**What the task asks:**
Repeat the whole listing exactly as written.

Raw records
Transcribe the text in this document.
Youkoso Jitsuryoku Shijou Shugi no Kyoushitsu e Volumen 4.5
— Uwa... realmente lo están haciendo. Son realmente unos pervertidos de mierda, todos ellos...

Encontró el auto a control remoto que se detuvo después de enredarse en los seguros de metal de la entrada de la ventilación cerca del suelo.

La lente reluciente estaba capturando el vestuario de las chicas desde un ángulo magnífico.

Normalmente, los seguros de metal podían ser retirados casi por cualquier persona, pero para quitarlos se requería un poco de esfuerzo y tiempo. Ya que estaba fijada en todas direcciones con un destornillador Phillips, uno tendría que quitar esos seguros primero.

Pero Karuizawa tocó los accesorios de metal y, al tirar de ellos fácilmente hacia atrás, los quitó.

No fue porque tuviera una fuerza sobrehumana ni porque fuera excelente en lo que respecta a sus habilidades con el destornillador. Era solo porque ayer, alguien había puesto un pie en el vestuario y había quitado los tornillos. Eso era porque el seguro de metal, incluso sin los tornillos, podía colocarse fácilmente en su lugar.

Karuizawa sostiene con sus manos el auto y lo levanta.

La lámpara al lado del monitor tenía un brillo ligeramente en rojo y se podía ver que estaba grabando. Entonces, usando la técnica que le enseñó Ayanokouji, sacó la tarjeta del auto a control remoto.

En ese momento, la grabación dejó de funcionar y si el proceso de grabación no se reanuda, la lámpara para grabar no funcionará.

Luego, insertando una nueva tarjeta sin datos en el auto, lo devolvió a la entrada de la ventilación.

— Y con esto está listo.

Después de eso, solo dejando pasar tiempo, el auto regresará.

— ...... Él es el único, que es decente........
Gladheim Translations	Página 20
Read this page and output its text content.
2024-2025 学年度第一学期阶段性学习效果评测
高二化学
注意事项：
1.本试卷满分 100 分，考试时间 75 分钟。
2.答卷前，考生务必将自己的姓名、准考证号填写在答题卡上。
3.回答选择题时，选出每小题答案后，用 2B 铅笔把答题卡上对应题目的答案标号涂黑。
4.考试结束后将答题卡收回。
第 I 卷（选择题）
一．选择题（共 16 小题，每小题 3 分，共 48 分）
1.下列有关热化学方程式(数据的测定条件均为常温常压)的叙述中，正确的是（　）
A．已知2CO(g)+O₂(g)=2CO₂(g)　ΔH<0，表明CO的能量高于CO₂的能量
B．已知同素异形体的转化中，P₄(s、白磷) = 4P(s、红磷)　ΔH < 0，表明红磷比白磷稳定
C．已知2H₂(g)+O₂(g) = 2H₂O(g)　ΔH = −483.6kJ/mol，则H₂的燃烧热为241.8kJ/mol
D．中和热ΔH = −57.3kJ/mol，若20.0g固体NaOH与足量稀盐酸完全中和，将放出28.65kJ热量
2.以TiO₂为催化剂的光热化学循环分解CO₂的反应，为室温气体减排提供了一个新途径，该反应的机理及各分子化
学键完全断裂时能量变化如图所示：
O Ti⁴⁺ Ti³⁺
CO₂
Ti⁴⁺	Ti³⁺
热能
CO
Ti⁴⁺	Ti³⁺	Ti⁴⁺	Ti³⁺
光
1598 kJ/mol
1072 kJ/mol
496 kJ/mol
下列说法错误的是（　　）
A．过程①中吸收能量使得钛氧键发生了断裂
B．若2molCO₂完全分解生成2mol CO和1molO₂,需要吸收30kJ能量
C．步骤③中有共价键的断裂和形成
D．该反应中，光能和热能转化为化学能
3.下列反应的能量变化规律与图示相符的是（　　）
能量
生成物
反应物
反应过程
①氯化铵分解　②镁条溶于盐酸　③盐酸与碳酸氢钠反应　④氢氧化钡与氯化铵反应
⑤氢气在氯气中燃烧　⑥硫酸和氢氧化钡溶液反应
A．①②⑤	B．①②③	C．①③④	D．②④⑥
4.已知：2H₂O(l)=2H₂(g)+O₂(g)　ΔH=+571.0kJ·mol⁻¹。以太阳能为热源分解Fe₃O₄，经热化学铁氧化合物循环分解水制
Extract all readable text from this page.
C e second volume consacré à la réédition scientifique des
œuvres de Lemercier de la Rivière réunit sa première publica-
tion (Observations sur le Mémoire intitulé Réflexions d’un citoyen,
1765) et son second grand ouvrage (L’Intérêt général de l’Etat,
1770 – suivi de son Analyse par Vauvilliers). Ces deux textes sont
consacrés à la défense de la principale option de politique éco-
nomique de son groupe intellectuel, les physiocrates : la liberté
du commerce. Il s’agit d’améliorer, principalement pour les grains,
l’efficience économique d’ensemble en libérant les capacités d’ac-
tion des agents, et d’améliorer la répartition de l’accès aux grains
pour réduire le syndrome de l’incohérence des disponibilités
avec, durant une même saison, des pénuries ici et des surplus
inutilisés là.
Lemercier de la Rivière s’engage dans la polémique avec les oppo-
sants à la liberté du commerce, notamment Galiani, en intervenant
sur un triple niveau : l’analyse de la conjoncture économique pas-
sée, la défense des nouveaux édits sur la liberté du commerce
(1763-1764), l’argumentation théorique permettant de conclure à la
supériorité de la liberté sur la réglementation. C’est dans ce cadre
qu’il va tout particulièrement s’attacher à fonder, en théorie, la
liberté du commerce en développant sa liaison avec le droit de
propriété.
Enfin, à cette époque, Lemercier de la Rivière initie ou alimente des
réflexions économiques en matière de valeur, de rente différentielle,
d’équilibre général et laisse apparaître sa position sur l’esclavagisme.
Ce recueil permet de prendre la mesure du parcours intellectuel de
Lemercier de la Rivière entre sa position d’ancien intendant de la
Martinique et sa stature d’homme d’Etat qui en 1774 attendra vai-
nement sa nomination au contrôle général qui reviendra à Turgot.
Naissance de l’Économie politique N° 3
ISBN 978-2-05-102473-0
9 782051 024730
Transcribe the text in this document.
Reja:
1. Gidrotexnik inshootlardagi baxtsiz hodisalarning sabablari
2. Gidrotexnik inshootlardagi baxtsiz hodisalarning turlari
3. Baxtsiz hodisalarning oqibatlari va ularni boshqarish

**Answer to the exercise:**
Transcribe the text in this document.
Youkoso Jitsuryoku Shijou Shugi no Kyoushitsu e Volumen 4.5
— Uwa... realmente lo están haciendo. Son realmente unos pervertidos de mierda, todos ellos...

Encontró el auto a control remoto que se detuvo después de enredarse en los seguros de metal de la entrada de la ventilación cerca del suelo.

La lente reluciente estaba capturando el vestuario de las chicas desde un ángulo magnífico.

Normalmente, los seguros de metal podían ser retirados casi por cualquier persona, pero para quitarlos se requería un poco de esfuerzo y tiempo. Ya que estaba fijada en todas direcciones con un destornillador Phillips, uno tendría que quitar esos seguros primero.

Pero Karuizawa tocó los accesorios de metal y, al tirar de ellos fácilmente hacia atrás, los quitó.

No fue porque tuviera una fuerza sobrehumana ni porque fuera excelente en lo que respecta a sus habilidades con el destornillador. Era solo porque ayer, alguien había puesto un pie en el vestuario y había quitado los tornillos. Eso era porque el seguro de metal, incluso sin los tornillos, podía colocarse fácilmente en su lugar.

Karuizawa sostiene con sus manos el auto y lo levanta.

La lámpara al lado del monitor tenía un brillo ligeramente en rojo y se podía ver que estaba grabando. Entonces, usando la técnica que le enseñó Ayanokouji, sacó la tarjeta del auto a control remoto.

En ese momento, la grabación dejó de funcionar y si el proceso de grabación no se reanuda, la lámpara para grabar no funcionará.

Luego, insertando una nueva tarjeta sin datos en el auto, lo devolvió a la entrada de la ventilación.

— Y con esto está listo.

Después de eso, solo dejando pasar tiempo, el auto regresará.

— ...... Él es el único, que es decente........
Gladheim Translations	Página 20
Read this page and output its text content.
2024-2025 学年度第一学期阶段性学习效果评测
高二化学
注意事项：
1.本试卷满分 100 分，考试时间 75 分钟。
2.答卷前，考生务必将自己的姓名、准考证号填写在答题卡上。
3.回答选择题时，选出每小题答案后，用 2B 铅笔把答题卡上对应题目的答案标号涂黑。
4.考试结束后将答题卡收回。
第 I 卷（选择题）
一．选择题（共 16 小题，每小题 3 分，共 48 分）
1.下列有关热化学方程式(数据的测定条件均为常温常压)的叙述中，正确的是（　）
A．已知2CO(g)+O₂(g)=2CO₂(g)　ΔH<0，表明CO的能量高于CO₂的能量
B．已知同素异形体的转化中，P₄(s、白磷) = 4P(s、红磷)　ΔH < 0，表明红磷比白磷稳定
C．已知2H₂(g)+O₂(g) = 2H₂O(g)　ΔH = −483.6kJ/mol，则H₂的燃烧热为241.8kJ/mol
D．中和热ΔH = −57.3kJ/mol，若20.0g固体NaOH与足量稀盐酸完全中和，将放出28.65kJ热量
2.以TiO₂为催化剂的光热化学循环分解CO₂的反应，为室温气体减排提供了一个新途径，该反应的机理及各分子化
学键完全断裂时能量变化如图所示：
O Ti⁴⁺ Ti³⁺
CO₂
Ti⁴⁺	Ti³⁺
热能
CO
Ti⁴⁺	Ti³⁺	Ti⁴⁺	Ti³⁺
光
1598 kJ/mol
1072 kJ/mol
496 kJ/mol
下列说法错误的是（　　）
A．过程①中吸收能量使得钛氧键发生了断裂
B．若2molCO₂完全分解生成2mol CO和1molO₂,需要吸收30kJ能量
C．步骤③中有共价键的断裂和形成
D．该反应中，光能和热能转化为化学能
3.下列反应的能量变化规律与图示相符的是（　　）
能量
生成物
反应物
反应过程
①氯化铵分解　②镁条溶于盐酸　③盐酸与碳酸氢钠反应　④氢氧化钡与氯化铵反应
⑤氢气在氯气中燃烧　⑥硫酸和氢氧化钡溶液反应
A．①②⑤	B．①②③	C．①③④	D．②④⑥
4.已知：2H₂O(l)=2H₂(g)+O₂(g)　ΔH=+571.0kJ·mol⁻¹。以太阳能为热源分解Fe₃O₄，经热化学铁氧化合物循环分解水制
Extract all readable text from this page.
C e second volume consacré à la réédition scientifique des
œuvres de Lemercier de la Rivière réunit sa première publica-
tion (Observations sur le Mémoire intitulé Réflexions d’un citoyen,
1765) et son second grand ouvrage (L’Intérêt général de l’Etat,
1770 – suivi de son Analyse par Vauvilliers). Ces deux textes sont
consacrés à la défense de la principale option de politique éco-
nomique de son groupe intellectuel, les physiocrates : la liberté
du commerce. Il s’agit d’améliorer, principalement pour les grains,
l’efficience économique d’ensemble en libérant les capacités d’ac-
tion des agents, et d’améliorer la répartition de l’accès aux grains
pour réduire le syndrome de l’incohérence des disponibilités
avec, durant une même saison, des pénuries ici et des surplus
inutilisés là.
Lemercier de la Rivière s’engage dans la polémique avec les oppo-
sants à la liberté du commerce, notamment Galiani, en intervenant
sur un triple niveau : l’analyse de la conjoncture économique pas-
sée, la défense des nouveaux édits sur la liberté du commerce
(1763-1764), l’argumentation théorique permettant de conclure à la
supériorité de la liberté sur la réglementation. C’est dans ce cadre
qu’il va tout particulièrement s’attacher à fonder, en théorie, la
liberté du commerce en développant sa liaison avec le droit de
propriété.
Enfin, à cette époque, Lemercier de la Rivière initie ou alimente des
réflexions économiques en matière de valeur, de rente différentielle,
d’équilibre général et laisse apparaître sa position sur l’esclavagisme.
Ce recueil permet de prendre la mesure du parcours intellectuel de
Lemercier de la Rivière entre sa position d’ancien intendant de la
Martinique et sa stature d’homme d’Etat qui en 1774 attendra vai-
nement sa nomination au contrôle général qui reviendra à Turgot.
Naissance de l’Économie politique N° 3
ISBN 978-2-05-102473-0
9 782051 024730
Transcribe the text in this document.
Reja:
1. Gidrotexnik inshootlardagi baxtsiz hodisalarning sabablari
2. Gidrotexnik inshootlardagi baxtsiz hodisalarning turlari
3. Baxtsiz hodisalarning oqibatlari va ularni boshqarish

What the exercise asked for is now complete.